■ INSTRUCTIONS FOR THE TASK ■
Going through the entries below, tally the lines that hold the word "characterized" and state the result alone.

■ THE INPUT ■
──────────

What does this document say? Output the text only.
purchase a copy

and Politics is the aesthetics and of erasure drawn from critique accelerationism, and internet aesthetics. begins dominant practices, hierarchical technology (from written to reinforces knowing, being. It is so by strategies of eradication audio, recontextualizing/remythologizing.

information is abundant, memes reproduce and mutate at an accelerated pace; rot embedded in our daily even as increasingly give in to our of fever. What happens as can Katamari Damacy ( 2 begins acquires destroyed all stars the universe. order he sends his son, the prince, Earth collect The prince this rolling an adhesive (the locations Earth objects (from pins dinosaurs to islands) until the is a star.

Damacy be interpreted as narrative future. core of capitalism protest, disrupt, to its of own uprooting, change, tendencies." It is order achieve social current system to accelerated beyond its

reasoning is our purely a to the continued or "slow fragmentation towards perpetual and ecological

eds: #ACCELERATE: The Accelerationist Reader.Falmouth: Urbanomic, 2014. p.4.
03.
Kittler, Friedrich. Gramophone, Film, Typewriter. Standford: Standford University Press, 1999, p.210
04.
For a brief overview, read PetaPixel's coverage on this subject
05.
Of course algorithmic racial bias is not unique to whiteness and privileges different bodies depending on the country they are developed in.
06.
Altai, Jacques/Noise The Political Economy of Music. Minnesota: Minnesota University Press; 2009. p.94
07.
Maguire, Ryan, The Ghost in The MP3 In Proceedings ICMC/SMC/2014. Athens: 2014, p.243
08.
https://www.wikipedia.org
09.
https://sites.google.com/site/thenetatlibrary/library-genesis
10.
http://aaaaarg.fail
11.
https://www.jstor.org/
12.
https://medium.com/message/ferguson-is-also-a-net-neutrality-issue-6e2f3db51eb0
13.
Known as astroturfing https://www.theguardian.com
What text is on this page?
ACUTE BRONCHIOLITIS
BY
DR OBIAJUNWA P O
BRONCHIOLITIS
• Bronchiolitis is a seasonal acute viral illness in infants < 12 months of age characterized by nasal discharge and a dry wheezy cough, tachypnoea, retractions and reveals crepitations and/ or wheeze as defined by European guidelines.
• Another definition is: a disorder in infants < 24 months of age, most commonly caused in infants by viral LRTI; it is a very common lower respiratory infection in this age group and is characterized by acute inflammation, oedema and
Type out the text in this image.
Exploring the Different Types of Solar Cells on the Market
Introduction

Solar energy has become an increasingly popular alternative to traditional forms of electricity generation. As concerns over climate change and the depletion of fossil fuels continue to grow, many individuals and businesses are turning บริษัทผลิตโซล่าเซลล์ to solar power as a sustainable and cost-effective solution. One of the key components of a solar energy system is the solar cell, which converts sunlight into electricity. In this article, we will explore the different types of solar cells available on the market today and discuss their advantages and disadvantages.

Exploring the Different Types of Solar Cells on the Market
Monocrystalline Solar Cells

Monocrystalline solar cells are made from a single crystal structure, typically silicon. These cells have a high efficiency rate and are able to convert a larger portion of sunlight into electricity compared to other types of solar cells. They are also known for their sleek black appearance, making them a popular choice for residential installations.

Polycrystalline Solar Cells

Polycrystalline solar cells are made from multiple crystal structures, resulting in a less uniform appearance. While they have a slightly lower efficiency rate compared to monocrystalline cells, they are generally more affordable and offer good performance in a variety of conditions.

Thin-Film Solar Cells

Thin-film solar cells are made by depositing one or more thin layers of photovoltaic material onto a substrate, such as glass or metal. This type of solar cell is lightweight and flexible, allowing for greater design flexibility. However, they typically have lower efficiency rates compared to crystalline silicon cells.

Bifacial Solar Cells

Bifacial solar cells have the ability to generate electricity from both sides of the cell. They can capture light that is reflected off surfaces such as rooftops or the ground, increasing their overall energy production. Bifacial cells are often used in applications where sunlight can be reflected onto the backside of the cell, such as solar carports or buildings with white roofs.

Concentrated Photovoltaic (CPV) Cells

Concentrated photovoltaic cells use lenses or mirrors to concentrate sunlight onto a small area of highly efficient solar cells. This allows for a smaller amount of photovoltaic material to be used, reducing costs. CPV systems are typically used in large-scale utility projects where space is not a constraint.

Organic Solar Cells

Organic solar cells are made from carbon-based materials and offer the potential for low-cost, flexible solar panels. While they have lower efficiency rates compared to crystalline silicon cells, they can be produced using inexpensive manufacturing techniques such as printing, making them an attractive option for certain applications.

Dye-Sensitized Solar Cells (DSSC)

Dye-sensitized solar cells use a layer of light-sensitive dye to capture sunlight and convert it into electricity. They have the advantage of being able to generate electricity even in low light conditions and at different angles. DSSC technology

──────────

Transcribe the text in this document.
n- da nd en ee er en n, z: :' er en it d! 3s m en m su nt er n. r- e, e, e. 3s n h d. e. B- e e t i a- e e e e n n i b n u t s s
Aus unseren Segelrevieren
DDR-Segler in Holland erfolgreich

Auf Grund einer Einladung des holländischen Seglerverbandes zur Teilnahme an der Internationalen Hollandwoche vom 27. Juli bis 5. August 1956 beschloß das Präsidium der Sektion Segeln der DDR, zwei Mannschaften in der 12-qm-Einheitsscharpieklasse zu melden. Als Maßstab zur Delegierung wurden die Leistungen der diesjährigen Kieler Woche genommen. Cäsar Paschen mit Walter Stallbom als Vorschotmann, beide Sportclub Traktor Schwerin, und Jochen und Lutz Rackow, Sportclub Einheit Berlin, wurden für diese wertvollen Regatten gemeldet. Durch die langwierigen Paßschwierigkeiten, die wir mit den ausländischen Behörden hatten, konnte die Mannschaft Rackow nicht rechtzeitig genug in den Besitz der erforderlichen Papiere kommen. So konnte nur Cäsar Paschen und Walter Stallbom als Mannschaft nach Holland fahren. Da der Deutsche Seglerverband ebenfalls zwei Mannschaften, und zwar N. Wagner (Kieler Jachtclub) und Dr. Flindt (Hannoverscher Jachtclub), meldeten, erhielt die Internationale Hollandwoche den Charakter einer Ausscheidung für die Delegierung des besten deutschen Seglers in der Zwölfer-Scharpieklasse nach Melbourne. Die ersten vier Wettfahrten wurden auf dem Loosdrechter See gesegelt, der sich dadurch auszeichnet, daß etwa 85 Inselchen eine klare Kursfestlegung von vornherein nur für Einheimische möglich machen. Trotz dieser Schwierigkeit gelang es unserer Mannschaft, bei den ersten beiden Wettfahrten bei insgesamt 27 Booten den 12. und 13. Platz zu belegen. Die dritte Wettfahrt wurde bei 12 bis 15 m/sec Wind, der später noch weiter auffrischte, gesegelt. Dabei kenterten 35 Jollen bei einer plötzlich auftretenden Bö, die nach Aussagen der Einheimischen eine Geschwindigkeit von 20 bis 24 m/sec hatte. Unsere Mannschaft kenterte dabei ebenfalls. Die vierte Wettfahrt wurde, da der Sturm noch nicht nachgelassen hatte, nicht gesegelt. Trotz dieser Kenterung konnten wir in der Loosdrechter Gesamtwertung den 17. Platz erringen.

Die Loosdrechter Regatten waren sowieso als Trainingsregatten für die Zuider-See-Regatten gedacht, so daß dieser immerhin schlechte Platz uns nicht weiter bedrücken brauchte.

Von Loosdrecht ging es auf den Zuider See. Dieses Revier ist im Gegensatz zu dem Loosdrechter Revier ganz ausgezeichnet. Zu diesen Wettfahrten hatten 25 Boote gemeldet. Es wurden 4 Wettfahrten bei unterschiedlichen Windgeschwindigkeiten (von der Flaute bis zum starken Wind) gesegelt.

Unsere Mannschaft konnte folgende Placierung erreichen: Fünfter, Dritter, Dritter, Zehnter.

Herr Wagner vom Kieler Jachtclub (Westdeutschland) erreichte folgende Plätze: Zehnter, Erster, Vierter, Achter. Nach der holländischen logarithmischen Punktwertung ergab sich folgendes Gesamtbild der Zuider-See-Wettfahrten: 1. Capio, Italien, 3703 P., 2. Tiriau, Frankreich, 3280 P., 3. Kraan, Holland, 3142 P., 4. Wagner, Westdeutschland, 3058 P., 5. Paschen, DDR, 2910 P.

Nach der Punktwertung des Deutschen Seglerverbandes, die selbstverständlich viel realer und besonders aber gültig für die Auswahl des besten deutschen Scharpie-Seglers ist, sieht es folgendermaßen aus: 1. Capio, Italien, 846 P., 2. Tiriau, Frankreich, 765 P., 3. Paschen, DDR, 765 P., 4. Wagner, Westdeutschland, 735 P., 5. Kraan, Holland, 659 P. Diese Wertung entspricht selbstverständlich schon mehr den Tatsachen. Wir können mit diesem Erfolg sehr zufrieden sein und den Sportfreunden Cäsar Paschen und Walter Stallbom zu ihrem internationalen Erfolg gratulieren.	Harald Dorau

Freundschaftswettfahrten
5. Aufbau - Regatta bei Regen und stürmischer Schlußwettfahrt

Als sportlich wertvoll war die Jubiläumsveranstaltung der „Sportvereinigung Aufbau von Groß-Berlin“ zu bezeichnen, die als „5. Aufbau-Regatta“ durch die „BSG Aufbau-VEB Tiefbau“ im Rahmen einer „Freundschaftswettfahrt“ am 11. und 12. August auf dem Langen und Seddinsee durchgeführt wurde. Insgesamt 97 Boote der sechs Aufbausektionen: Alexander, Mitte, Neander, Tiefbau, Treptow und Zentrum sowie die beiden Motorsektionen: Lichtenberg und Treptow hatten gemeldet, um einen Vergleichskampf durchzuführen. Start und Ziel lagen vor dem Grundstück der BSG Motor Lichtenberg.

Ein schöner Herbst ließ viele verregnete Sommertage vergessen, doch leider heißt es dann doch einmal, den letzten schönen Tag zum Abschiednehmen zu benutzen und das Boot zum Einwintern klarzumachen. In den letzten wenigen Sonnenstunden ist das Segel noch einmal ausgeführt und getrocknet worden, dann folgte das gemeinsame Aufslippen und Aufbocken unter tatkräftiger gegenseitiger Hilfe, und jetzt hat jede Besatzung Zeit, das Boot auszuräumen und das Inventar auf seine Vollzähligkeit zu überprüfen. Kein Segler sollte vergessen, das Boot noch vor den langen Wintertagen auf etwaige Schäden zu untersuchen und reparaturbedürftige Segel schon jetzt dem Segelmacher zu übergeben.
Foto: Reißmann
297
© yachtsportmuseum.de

──────────

■ RESPONSE AREA ■
2